━━ GIVEN ENTRIES

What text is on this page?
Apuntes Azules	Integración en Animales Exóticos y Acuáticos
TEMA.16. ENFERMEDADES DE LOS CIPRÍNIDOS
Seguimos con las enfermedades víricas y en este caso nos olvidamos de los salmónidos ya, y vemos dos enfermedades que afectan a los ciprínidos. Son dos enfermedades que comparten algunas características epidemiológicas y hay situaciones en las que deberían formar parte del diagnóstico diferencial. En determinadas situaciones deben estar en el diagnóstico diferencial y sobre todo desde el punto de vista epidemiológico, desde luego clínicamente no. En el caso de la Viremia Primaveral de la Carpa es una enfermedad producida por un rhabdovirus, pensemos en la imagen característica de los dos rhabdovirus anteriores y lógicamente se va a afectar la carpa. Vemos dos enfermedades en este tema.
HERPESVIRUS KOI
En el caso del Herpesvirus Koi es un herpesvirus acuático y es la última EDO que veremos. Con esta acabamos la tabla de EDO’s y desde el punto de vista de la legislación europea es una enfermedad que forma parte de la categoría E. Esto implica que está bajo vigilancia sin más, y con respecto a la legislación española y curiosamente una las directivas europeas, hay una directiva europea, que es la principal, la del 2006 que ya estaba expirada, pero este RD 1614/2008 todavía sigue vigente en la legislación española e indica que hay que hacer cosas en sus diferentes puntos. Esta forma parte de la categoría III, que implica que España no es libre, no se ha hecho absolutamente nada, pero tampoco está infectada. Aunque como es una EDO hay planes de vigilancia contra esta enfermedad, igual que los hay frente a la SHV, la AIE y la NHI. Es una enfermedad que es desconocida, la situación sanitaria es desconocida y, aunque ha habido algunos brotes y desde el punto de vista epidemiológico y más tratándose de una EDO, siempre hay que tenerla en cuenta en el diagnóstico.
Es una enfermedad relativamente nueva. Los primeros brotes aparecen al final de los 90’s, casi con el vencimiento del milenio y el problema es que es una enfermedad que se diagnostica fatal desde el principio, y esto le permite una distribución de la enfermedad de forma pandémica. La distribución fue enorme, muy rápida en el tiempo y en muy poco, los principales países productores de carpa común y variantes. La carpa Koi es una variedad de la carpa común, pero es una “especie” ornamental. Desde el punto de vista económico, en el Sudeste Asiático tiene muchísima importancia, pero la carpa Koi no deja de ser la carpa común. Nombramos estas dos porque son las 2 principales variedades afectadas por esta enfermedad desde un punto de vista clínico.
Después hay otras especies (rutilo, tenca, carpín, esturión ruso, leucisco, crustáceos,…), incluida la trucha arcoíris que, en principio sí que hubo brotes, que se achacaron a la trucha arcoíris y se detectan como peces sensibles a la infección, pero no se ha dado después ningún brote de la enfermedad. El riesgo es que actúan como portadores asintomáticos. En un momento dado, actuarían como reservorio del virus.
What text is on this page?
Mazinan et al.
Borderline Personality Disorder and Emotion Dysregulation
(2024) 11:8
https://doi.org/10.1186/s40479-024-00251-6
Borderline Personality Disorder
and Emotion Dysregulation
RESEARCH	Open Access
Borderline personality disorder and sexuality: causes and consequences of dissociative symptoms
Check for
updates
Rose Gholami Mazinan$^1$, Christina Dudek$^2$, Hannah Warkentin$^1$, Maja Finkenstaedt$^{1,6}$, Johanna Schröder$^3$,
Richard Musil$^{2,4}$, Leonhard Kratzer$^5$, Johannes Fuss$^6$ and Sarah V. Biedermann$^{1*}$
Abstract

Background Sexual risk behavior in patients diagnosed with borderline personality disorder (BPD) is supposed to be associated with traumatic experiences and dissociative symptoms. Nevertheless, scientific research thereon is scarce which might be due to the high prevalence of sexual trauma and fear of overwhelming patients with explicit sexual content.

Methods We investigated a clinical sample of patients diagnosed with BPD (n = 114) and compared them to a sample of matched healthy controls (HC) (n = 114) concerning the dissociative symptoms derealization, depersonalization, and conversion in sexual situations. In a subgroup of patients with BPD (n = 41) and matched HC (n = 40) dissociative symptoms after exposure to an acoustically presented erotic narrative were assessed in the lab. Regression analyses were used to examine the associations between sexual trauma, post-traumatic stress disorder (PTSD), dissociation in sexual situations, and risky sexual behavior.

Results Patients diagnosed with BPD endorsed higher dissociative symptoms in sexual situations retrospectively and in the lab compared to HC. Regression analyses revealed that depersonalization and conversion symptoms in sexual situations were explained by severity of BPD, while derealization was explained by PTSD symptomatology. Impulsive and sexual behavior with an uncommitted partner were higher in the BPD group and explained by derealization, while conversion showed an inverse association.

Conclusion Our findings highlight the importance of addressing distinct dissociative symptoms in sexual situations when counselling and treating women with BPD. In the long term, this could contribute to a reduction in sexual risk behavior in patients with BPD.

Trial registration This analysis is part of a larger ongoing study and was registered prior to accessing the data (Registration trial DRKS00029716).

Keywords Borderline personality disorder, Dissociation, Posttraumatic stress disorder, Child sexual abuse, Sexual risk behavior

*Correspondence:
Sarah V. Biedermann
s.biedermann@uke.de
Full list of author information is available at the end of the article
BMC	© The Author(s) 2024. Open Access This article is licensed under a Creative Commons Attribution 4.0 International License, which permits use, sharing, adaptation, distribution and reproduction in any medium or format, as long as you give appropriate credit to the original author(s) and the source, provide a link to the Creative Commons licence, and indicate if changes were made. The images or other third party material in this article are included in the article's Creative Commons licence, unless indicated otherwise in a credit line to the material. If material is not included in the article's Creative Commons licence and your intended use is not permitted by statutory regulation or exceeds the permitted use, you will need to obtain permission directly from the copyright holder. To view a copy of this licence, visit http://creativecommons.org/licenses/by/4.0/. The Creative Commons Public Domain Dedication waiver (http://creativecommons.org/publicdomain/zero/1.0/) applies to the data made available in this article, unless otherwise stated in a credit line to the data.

━━━━

→ EXERCISE BRIEF
Scan the records above and show every line in which the word "Mazinan" occurs.

→ RESPONSE BELOW
Mazinan et al.
Rose Gholami Mazinan$^1$, Christina Dudek$^2$, Hannah Warkentin$^1$, Maja Finkenstaedt$^{1,6}$, Johanna Schröder$^3$,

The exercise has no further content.